- _TASK PROMPT_: Collect each line of the entries that holds the string "JSON".
-- start INFORMATION PROVIDED --
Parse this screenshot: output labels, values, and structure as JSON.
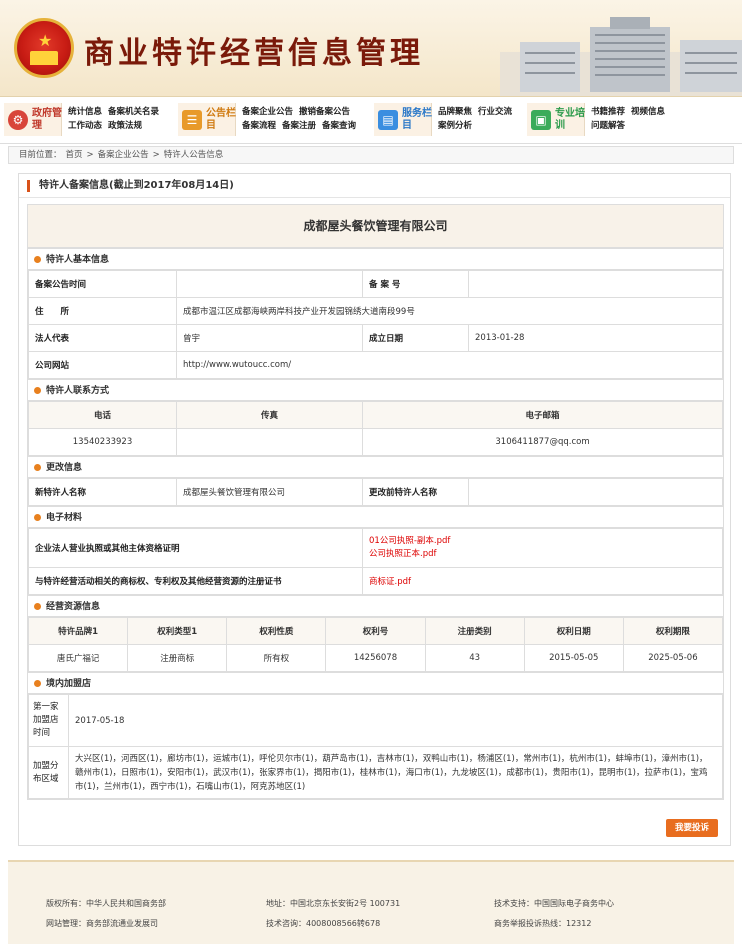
{
  "header": {
    "title": "商业特许经营信息管理"
  },
  "nav": [
    {
      "icon": "gov-icon",
      "color": "#d8453a",
      "label": "政府管理",
      "links": [
        "统计信息",
        "备案机关名录",
        "工作动态",
        "政策法规"
      ]
    },
    {
      "icon": "notice-icon",
      "color": "#e89a2a",
      "label": "公告栏目",
      "links": [
        "备案企业公告",
        "撤销备案公告",
        "备案流程",
        "备案注册",
        "备案查询"
      ]
    },
    {
      "icon": "service-icon",
      "color": "#3a8ee0",
      "label": "服务栏目",
      "links": [
        "品牌聚焦",
        "行业交流",
        "案例分析"
      ]
    },
    {
      "icon": "training-icon",
      "color": "#3aab5a",
      "label": "专业培训",
      "links": [
        "书籍推荐",
        "视频信息",
        "问题解答"
      ]
    }
  ],
  "breadcrumb": {
    "prefix": "目前位置：",
    "items": [
      "首页",
      "备案企业公告",
      "特许人公告信息"
    ],
    "sep": ">"
  },
  "panel": {
    "heading": "特许人备案信息(截止到2017年08月14日)"
  },
  "company": {
    "name": "成都屋头餐饮管理有限公司"
  },
  "basic": {
    "title": "特许人基本信息",
    "notice_time_label": "备案公告时间",
    "notice_time_value": "",
    "record_no_label": "备 案 号",
    "record_no_value": "",
    "address_label": "住　　所",
    "address_value": "成都市温江区成都海峡两岸科技产业开发园锦绣大道南段99号",
    "legal_label": "法人代表",
    "legal_value": "曾宇",
    "founded_label": "成立日期",
    "founded_value": "2013-01-28",
    "website_label": "公司网站",
    "website_value": "http://www.wutoucc.com/"
  },
  "contact": {
    "title": "特许人联系方式",
    "phone_label": "电话",
    "fax_label": "传真",
    "email_label": "电子邮箱",
    "phone_value": "13540233923",
    "fax_value": "",
    "email_value": "3106411877@qq.com"
  },
  "change": {
    "title": "更改信息",
    "new_label": "新特许人名称",
    "new_value": "成都屋头餐饮管理有限公司",
    "old_label": "更改前特许人名称",
    "old_value": ""
  },
  "materials": {
    "title": "电子材料",
    "license_label": "企业法人营业执照或其他主体资格证明",
    "license_files": [
      "01公司执照-副本.pdf",
      "公司执照正本.pdf"
    ],
    "trademark_label": "与特许经营活动相关的商标权、专利权及其他经营资源的注册证书",
    "trademark_files": [
      "商标证.pdf"
    ]
  },
  "resources": {
    "title": "经营资源信息",
    "headers": [
      "特许品牌1",
      "权利类型1",
      "权利性质",
      "权利号",
      "注册类别",
      "权利日期",
      "权利期限"
    ],
    "rows": [
      [
        "唐氏广福记",
        "注册商标",
        "所有权",
        "14256078",
        "43",
        "2015-05-05",
        "2025-05-06"
      ]
    ]
  },
  "stores": {
    "title": "境内加盟店",
    "first_label": "第一家加盟店时间",
    "first_value": "2017-05-18",
    "region_label": "加盟分布区域",
    "region_value": "大兴区(1)，河西区(1)，廊坊市(1)，运城市(1)，呼伦贝尔市(1)，葫芦岛市(1)，吉林市(1)，双鸭山市(1)，杨浦区(1)，常州市(1)，杭州市(1)，蚌埠市(1)，漳州市(1)，赣州市(1)，日照市(1)，安阳市(1)，武汉市(1)，张家界市(1)，揭阳市(1)，桂林市(1)，海口市(1)，九龙坡区(1)，成都市(1)，贵阳市(1)，昆明市(1)，拉萨市(1)，宝鸡市(1)，兰州市(1)，西宁市(1)，石嘴山市(1)，阿克苏地区(1)"
  },
  "complaint_button": "我要投诉",
  "footer": {
    "copyright": "版权所有：中华人民共和国商务部",
    "address": "地址：中国北京东长安街2号 100731",
    "tech_support": "技术支持：中国国际电子商务中心",
    "operator": "网站管理：商务部流通业发展司",
    "hotline": "技术咨询：4008008566转678",
    "report": "商务举报投诉热线：12312"
  }
}
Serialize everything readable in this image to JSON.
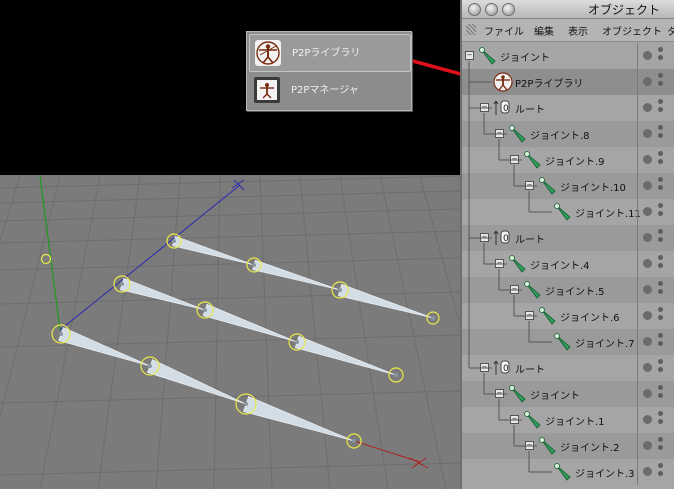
{
  "popup": {
    "items": [
      {
        "label": "P2Pライブラリ",
        "icon": "vitruvian-icon",
        "selected": true
      },
      {
        "label": "P2Pマネージャ",
        "icon": "vitruvian-manager-icon",
        "selected": false
      }
    ]
  },
  "object_manager": {
    "title": "オブジェクト",
    "menu": [
      "ファイル",
      "編集",
      "表示",
      "オブジェクト",
      "タ"
    ],
    "tree": [
      {
        "label": "ジョイント",
        "icon": "joint-icon",
        "depth": 0
      },
      {
        "label": "P2Pライブラリ",
        "icon": "vitruvian-icon",
        "depth": 1
      },
      {
        "label": "ルート",
        "icon": "null-root-icon",
        "depth": 1
      },
      {
        "label": "ジョイント.8",
        "icon": "joint-icon",
        "depth": 2
      },
      {
        "label": "ジョイント.9",
        "icon": "joint-icon",
        "depth": 3
      },
      {
        "label": "ジョイント.10",
        "icon": "joint-icon",
        "depth": 4
      },
      {
        "label": "ジョイント.11",
        "icon": "joint-icon",
        "depth": 5
      },
      {
        "label": "ルート",
        "icon": "null-root-icon",
        "depth": 1
      },
      {
        "label": "ジョイント.4",
        "icon": "joint-icon",
        "depth": 2
      },
      {
        "label": "ジョイント.5",
        "icon": "joint-icon",
        "depth": 3
      },
      {
        "label": "ジョイント.6",
        "icon": "joint-icon",
        "depth": 4
      },
      {
        "label": "ジョイント.7",
        "icon": "joint-icon",
        "depth": 5
      },
      {
        "label": "ルート",
        "icon": "null-root-icon",
        "depth": 1
      },
      {
        "label": "ジョイント",
        "icon": "joint-icon",
        "depth": 2
      },
      {
        "label": "ジョイント.1",
        "icon": "joint-icon",
        "depth": 3
      },
      {
        "label": "ジョイント.2",
        "icon": "joint-icon",
        "depth": 4
      },
      {
        "label": "ジョイント.3",
        "icon": "joint-icon",
        "depth": 5
      }
    ]
  },
  "colors": {
    "viewport_bg": "#7b7b7b",
    "grid_line": "#6a6a6a",
    "joint_bone": "#d3dde6",
    "joint_circle": "#e9e94a",
    "axis_x": "#b02020",
    "axis_y": "#1f9a1f",
    "axis_z": "#2020b0",
    "arrow": "#e0101a",
    "joint_icon_green": "#2f9e5a"
  }
}
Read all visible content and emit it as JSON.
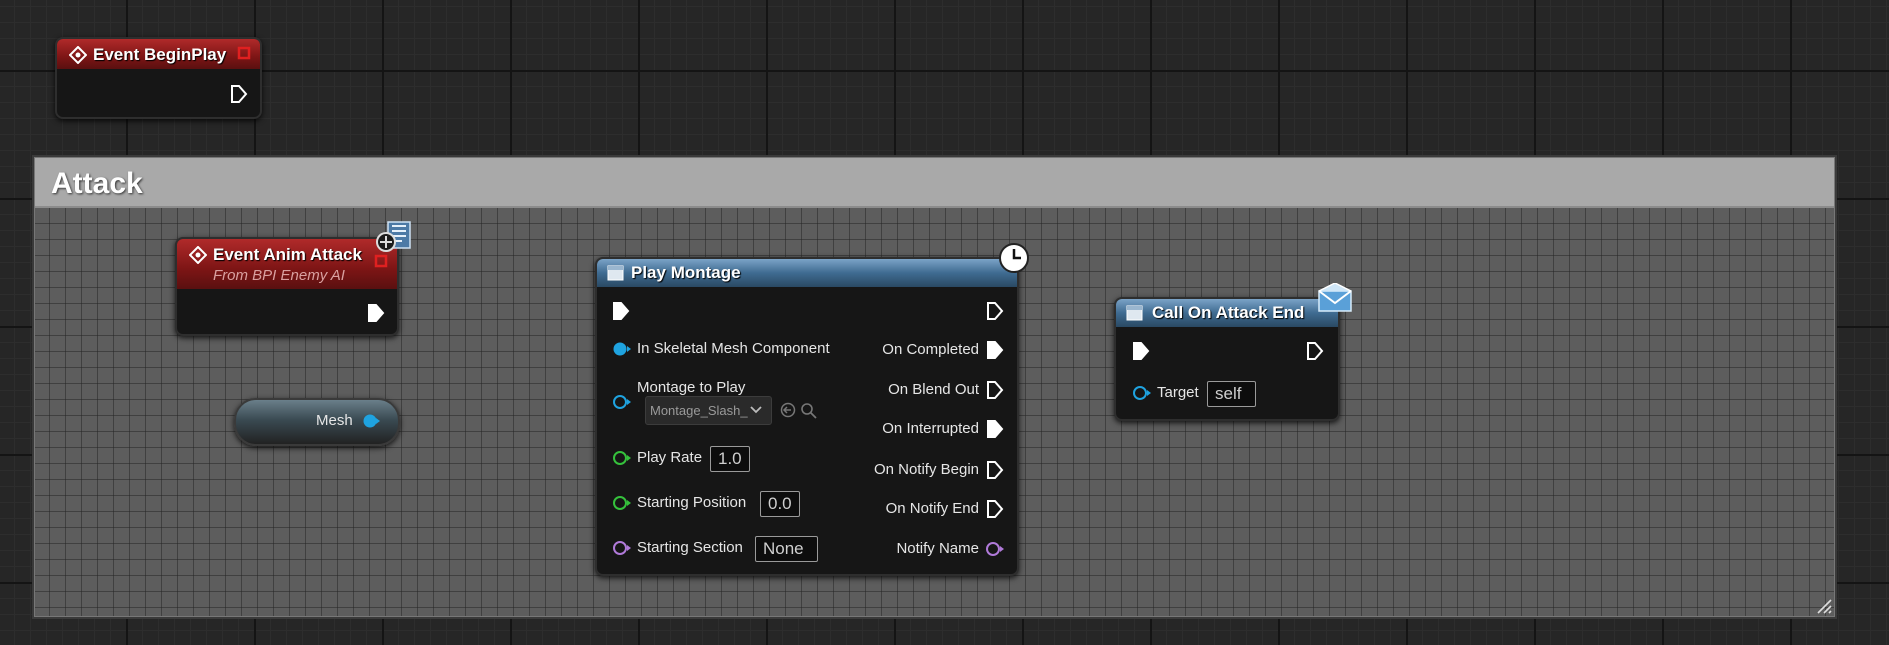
{
  "comment": {
    "title": "Attack"
  },
  "nodes": {
    "begin_play": {
      "title": "Event BeginPlay"
    },
    "anim_attack": {
      "title": "Event Anim Attack",
      "subtitle": "From BPI Enemy AI"
    },
    "mesh_var": {
      "label": "Mesh"
    },
    "play_montage": {
      "title": "Play Montage",
      "inputs": {
        "skeletal_mesh": "In Skeletal Mesh Component",
        "montage_label": "Montage to Play",
        "montage_value": "Montage_Slash_",
        "play_rate_label": "Play Rate",
        "play_rate_value": "1.0",
        "start_pos_label": "Starting Position",
        "start_pos_value": "0.0",
        "start_section_label": "Starting Section",
        "start_section_value": "None"
      },
      "outputs": {
        "on_completed": "On Completed",
        "on_blend_out": "On Blend Out",
        "on_interrupted": "On Interrupted",
        "on_notify_begin": "On Notify Begin",
        "on_notify_end": "On Notify End",
        "notify_name": "Notify Name"
      }
    },
    "attack_end": {
      "title": "Call On Attack End",
      "target_label": "Target",
      "target_value": "self"
    }
  },
  "colors": {
    "event_header": "#9b1f1f",
    "function_header": "#4a7599",
    "object_pin": "#1fa3e0",
    "float_pin": "#35c13c",
    "name_pin": "#b07ad9",
    "exec_pin": "#ffffff",
    "delegate_pin": "#e02020"
  },
  "icons": [
    "event-diamond-icon",
    "delegate-pin-icon",
    "interface-icon",
    "latent-clock-icon",
    "function-icon",
    "message-envelope-icon",
    "asset-browse-icon",
    "asset-search-icon",
    "dropdown-chevron-icon"
  ]
}
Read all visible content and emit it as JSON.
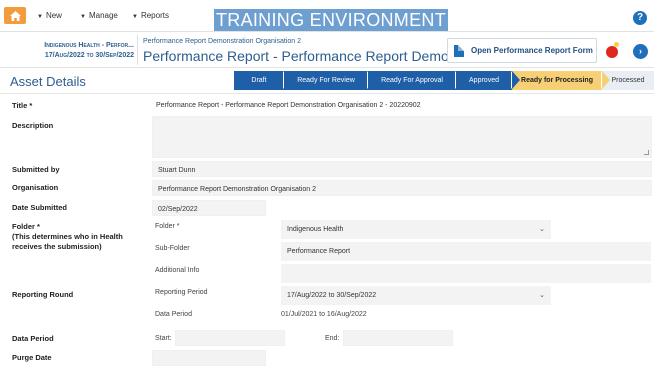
{
  "topbar": {
    "new_label": "New",
    "manage_label": "Manage",
    "reports_label": "Reports",
    "training_banner": "TRAINING ENVIRONMENT"
  },
  "header": {
    "breadcrumb_line1": "Indigenous Health - Perfor...",
    "breadcrumb_line2": "17/Aug/2022 to 30/Sep/2022",
    "org_name": "Performance Report Demonstration Organisation 2",
    "title": "Performance Report - Performance Report Demonstrati...",
    "open_button": "Open Performance Report Form"
  },
  "asset": {
    "heading": "Asset Details",
    "steps": [
      "Draft",
      "Ready For Review",
      "Ready For Approval",
      "Approved",
      "Ready for Processing",
      "Processed"
    ],
    "active_step": "Ready for Processing"
  },
  "form": {
    "title_label": "Title *",
    "title_value": "Performance Report - Performance Report Demonstration Organisation 2 - 20220902",
    "description_label": "Description",
    "description_value": "",
    "submitted_by_label": "Submitted by",
    "submitted_by_value": "Stuart Dunn",
    "organisation_label": "Organisation",
    "organisation_value": "Performance Report Demonstration Organisation 2",
    "date_submitted_label": "Date Submitted",
    "date_submitted_value": "02/Sep/2022",
    "folder_label": "Folder *",
    "folder_note": "(This determines who in Health receives the submission)",
    "folder_sub_label": "Folder *",
    "folder_value": "Indigenous Health",
    "subfolder_label": "Sub-Folder",
    "subfolder_value": "Performance Report",
    "additional_info_label": "Additional Info",
    "additional_info_value": "",
    "reporting_round_label": "Reporting Round",
    "reporting_period_label": "Reporting Period",
    "reporting_period_value": "17/Aug/2022 to 30/Sep/2022",
    "data_period_sub_label": "Data Period",
    "data_period_sub_value": "01/Jul/2021 to 16/Aug/2022",
    "data_period_label": "Data Period",
    "start_label": "Start:",
    "end_label": "End:",
    "purge_date_label": "Purge Date"
  }
}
-- end INFORMATION PROVIDED --
- _THE COMPLETED TASK_:
Parse this screenshot: output labels, values, and structure as JSON.
Serialize everything readable in this image to JSON.
Read all visible content and emit it as JSON.
Read all visible content and emit it as JSON.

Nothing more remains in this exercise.